• _Goal_
Write out each record again exactly as it stands.

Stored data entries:
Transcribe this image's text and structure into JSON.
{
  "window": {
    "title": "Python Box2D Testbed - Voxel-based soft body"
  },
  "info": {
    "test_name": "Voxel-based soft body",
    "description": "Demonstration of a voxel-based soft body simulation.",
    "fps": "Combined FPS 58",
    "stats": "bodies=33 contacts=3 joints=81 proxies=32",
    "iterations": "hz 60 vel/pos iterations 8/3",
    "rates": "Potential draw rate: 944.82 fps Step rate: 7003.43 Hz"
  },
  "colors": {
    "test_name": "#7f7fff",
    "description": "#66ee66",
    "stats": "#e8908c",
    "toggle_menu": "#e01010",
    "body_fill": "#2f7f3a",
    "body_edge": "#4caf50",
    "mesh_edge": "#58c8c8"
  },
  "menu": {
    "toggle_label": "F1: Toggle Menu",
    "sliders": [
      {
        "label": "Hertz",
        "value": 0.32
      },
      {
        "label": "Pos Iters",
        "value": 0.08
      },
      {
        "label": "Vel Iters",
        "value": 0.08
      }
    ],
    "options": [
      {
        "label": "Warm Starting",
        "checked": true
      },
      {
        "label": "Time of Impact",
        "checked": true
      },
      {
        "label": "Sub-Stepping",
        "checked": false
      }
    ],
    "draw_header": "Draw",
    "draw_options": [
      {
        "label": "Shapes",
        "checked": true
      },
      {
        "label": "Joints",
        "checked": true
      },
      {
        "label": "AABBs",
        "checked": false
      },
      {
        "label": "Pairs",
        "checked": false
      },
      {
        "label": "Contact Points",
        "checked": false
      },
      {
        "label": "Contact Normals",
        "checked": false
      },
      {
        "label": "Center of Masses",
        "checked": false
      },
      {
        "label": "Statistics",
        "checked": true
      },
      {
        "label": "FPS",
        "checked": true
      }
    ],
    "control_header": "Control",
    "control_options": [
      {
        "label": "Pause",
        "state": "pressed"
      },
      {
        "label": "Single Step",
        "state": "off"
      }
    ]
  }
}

• _Complete answer_
Transcribe this image's text and structure into JSON.
{
  "window": {
    "title": "Python Box2D Testbed - Voxel-based soft body"
  },
  "info": {
    "test_name": "Voxel-based soft body",
    "description": "Demonstration of a voxel-based soft body simulation.",
    "fps": "Combined FPS 58",
    "stats": "bodies=33 contacts=3 joints=81 proxies=32",
    "iterations": "hz 60 vel/pos iterations 8/3",
    "rates": "Potential draw rate: 944.82 fps Step rate: 7003.43 Hz"
  },
  "colors": {
    "test_name": "#7f7fff",
    "description": "#66ee66",
    "stats": "#e8908c",
    "toggle_menu": "#e01010",
    "body_fill": "#2f7f3a",
    "body_edge": "#4caf50",
    "mesh_edge": "#58c8c8"
  },
  "menu": {
    "toggle_label": "F1: Toggle Menu",
    "sliders": [
      {
        "label": "Hertz",
        "value": 0.32
      },
      {
        "label": "Pos Iters",
        "value": 0.08
      },
      {
        "label": "Vel Iters",
        "value": 0.08
      }
    ],
    "options": [
      {
        "label": "Warm Starting",
        "checked": true
      },
      {
        "label": "Time of Impact",
        "checked": true
      },
      {
        "label": "Sub-Stepping",
        "checked": false
      }
    ],
    "draw_header": "Draw",
    "draw_options": [
      {
        "label": "Shapes",
        "checked": true
      },
      {
        "label": "Joints",
        "checked": true
      },
      {
        "label": "AABBs",
        "checked": false
      },
      {
        "label": "Pairs",
        "checked": false
      },
      {
        "label": "Contact Points",
        "checked": false
      },
      {
        "label": "Contact Normals",
        "checked": false
      },
      {
        "label": "Center of Masses",
        "checked": false
      },
      {
        "label": "Statistics",
        "checked": true
      },
      {
        "label": "FPS",
        "checked": true
      }
    ],
    "control_header": "Control",
    "control_options": [
      {
        "label": "Pause",
        "state": "pressed"
      },
      {
        "label": "Single Step",
        "state": "off"
      }
    ]
  }
}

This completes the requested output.